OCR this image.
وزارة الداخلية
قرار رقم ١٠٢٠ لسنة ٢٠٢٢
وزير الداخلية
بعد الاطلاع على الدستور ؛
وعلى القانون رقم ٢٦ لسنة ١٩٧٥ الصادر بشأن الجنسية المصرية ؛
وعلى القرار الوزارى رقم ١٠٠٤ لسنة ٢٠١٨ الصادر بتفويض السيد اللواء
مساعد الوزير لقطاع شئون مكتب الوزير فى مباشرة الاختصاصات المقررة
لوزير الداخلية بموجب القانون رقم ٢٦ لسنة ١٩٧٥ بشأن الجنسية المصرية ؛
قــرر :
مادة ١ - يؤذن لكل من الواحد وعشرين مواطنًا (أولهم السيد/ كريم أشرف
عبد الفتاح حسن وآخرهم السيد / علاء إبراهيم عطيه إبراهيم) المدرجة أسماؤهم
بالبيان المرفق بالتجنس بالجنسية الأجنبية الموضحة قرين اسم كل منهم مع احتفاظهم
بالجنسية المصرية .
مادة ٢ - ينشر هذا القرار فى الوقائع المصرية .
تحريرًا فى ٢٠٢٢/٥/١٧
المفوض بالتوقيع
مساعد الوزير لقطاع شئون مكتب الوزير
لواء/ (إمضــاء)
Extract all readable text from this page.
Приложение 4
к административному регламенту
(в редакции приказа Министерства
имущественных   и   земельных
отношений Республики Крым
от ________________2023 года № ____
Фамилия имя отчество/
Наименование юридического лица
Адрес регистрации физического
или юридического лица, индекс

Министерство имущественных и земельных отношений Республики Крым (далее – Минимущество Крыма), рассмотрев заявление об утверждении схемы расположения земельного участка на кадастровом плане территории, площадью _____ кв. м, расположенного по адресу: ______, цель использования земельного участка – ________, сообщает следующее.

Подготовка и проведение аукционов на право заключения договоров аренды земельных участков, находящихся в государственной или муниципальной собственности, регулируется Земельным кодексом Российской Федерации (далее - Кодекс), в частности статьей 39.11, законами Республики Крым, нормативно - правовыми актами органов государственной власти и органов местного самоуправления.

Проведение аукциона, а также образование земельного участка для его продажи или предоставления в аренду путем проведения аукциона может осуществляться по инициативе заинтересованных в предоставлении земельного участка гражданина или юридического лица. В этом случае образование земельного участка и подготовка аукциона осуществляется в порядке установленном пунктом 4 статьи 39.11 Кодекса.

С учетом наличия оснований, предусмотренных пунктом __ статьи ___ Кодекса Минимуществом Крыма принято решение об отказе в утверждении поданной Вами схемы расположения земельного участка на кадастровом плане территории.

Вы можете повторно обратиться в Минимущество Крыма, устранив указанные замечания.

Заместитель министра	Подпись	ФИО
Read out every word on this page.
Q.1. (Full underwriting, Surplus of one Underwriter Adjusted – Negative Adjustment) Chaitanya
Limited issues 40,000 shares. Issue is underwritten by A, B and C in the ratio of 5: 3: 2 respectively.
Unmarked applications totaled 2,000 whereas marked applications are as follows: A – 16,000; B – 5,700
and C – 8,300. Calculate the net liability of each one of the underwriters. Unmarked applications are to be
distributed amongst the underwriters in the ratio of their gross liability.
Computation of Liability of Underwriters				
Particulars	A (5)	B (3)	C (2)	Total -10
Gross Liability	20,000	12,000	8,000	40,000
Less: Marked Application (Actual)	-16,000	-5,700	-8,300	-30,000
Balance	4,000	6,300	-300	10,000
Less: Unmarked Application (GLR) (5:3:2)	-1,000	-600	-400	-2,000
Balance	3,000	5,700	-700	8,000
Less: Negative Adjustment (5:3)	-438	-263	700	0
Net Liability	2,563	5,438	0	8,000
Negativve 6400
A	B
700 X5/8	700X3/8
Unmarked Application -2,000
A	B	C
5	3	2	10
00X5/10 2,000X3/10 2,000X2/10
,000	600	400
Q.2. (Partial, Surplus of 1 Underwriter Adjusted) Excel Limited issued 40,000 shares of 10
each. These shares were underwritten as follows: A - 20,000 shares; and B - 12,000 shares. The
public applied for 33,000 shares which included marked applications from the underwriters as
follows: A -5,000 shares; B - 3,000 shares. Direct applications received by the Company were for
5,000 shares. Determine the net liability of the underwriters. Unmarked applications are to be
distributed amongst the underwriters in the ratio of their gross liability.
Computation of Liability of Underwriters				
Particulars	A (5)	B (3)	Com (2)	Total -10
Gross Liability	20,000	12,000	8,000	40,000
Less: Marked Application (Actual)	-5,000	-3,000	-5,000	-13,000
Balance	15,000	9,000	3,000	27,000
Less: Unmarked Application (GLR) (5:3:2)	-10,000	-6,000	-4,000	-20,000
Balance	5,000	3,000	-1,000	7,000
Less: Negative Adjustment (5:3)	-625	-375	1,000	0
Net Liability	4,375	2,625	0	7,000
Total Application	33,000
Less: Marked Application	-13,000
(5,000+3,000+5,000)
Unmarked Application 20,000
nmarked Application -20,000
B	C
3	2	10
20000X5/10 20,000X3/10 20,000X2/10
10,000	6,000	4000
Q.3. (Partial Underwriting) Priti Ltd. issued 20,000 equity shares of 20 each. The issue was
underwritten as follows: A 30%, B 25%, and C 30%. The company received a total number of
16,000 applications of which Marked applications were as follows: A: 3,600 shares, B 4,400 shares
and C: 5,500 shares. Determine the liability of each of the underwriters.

===

| Prompt |
Retype the records above exactly.

| Task answer |
OCR this image.
وزارة الداخلية
قرار رقم ١٠٢٠ لسنة ٢٠٢٢
وزير الداخلية
بعد الاطلاع على الدستور ؛
وعلى القانون رقم ٢٦ لسنة ١٩٧٥ الصادر بشأن الجنسية المصرية ؛
وعلى القرار الوزارى رقم ١٠٠٤ لسنة ٢٠١٨ الصادر بتفويض السيد اللواء
مساعد الوزير لقطاع شئون مكتب الوزير فى مباشرة الاختصاصات المقررة
لوزير الداخلية بموجب القانون رقم ٢٦ لسنة ١٩٧٥ بشأن الجنسية المصرية ؛
قــرر :
مادة ١ - يؤذن لكل من الواحد وعشرين مواطنًا (أولهم السيد/ كريم أشرف
عبد الفتاح حسن وآخرهم السيد / علاء إبراهيم عطيه إبراهيم) المدرجة أسماؤهم
بالبيان المرفق بالتجنس بالجنسية الأجنبية الموضحة قرين اسم كل منهم مع احتفاظهم
بالجنسية المصرية .
مادة ٢ - ينشر هذا القرار فى الوقائع المصرية .
تحريرًا فى ٢٠٢٢/٥/١٧
المفوض بالتوقيع
مساعد الوزير لقطاع شئون مكتب الوزير
لواء/ (إمضــاء)
Extract all readable text from this page.
Приложение 4
к административному регламенту
(в редакции приказа Министерства
имущественных   и   земельных
отношений Республики Крым
от ________________2023 года № ____
Фамилия имя отчество/
Наименование юридического лица
Адрес регистрации физического
или юридического лица, индекс

Министерство имущественных и земельных отношений Республики Крым (далее – Минимущество Крыма), рассмотрев заявление об утверждении схемы расположения земельного участка на кадастровом плане территории, площадью _____ кв. м, расположенного по адресу: ______, цель использования земельного участка – ________, сообщает следующее.

Подготовка и проведение аукционов на право заключения договоров аренды земельных участков, находящихся в государственной или муниципальной собственности, регулируется Земельным кодексом Российской Федерации (далее - Кодекс), в частности статьей 39.11, законами Республики Крым, нормативно - правовыми актами органов государственной власти и органов местного самоуправления.

Проведение аукциона, а также образование земельного участка для его продажи или предоставления в аренду путем проведения аукциона может осуществляться по инициативе заинтересованных в предоставлении земельного участка гражданина или юридического лица. В этом случае образование земельного участка и подготовка аукциона осуществляется в порядке установленном пунктом 4 статьи 39.11 Кодекса.

С учетом наличия оснований, предусмотренных пунктом __ статьи ___ Кодекса Минимуществом Крыма принято решение об отказе в утверждении поданной Вами схемы расположения земельного участка на кадастровом плане территории.

Вы можете повторно обратиться в Минимущество Крыма, устранив указанные замечания.

Заместитель министра	Подпись	ФИО
Read out every word on this page.
Q.1. (Full underwriting, Surplus of one Underwriter Adjusted – Negative Adjustment) Chaitanya
Limited issues 40,000 shares. Issue is underwritten by A, B and C in the ratio of 5: 3: 2 respectively.
Unmarked applications totaled 2,000 whereas marked applications are as follows: A – 16,000; B – 5,700
and C – 8,300. Calculate the net liability of each one of the underwriters. Unmarked applications are to be
distributed amongst the underwriters in the ratio of their gross liability.
Computation of Liability of Underwriters				
Particulars	A (5)	B (3)	C (2)	Total -10
Gross Liability	20,000	12,000	8,000	40,000
Less: Marked Application (Actual)	-16,000	-5,700	-8,300	-30,000
Balance	4,000	6,300	-300	10,000
Less: Unmarked Application (GLR) (5:3:2)	-1,000	-600	-400	-2,000
Balance	3,000	5,700	-700	8,000
Less: Negative Adjustment (5:3)	-438	-263	700	0
Net Liability	2,563	5,438	0	8,000
Negativve 6400
A	B
700 X5/8	700X3/8
Unmarked Application -2,000
A	B	C
5	3	2	10
00X5/10 2,000X3/10 2,000X2/10
,000	600	400
Q.2. (Partial, Surplus of 1 Underwriter Adjusted) Excel Limited issued 40,000 shares of 10
each. These shares were underwritten as follows: A - 20,000 shares; and B - 12,000 shares. The
public applied for 33,000 shares which included marked applications from the underwriters as
follows: A -5,000 shares; B - 3,000 shares. Direct applications received by the Company were for
5,000 shares. Determine the net liability of the underwriters. Unmarked applications are to be
distributed amongst the underwriters in the ratio of their gross liability.
Computation of Liability of Underwriters				
Particulars	A (5)	B (3)	Com (2)	Total -10
Gross Liability	20,000	12,000	8,000	40,000
Less: Marked Application (Actual)	-5,000	-3,000	-5,000	-13,000
Balance	15,000	9,000	3,000	27,000
Less: Unmarked Application (GLR) (5:3:2)	-10,000	-6,000	-4,000	-20,000
Balance	5,000	3,000	-1,000	7,000
Less: Negative Adjustment (5:3)	-625	-375	1,000	0
Net Liability	4,375	2,625	0	7,000
Total Application	33,000
Less: Marked Application	-13,000
(5,000+3,000+5,000)
Unmarked Application 20,000
nmarked Application -20,000
B	C
3	2	10
20000X5/10 20,000X3/10 20,000X2/10
10,000	6,000	4000
Q.3. (Partial Underwriting) Priti Ltd. issued 20,000 equity shares of 20 each. The issue was
underwritten as follows: A 30%, B 25%, and C 30%. The company received a total number of
16,000 applications of which Marked applications were as follows: A: 3,600 shares, B 4,400 shares
and C: 5,500 shares. Determine the liability of each of the underwriters.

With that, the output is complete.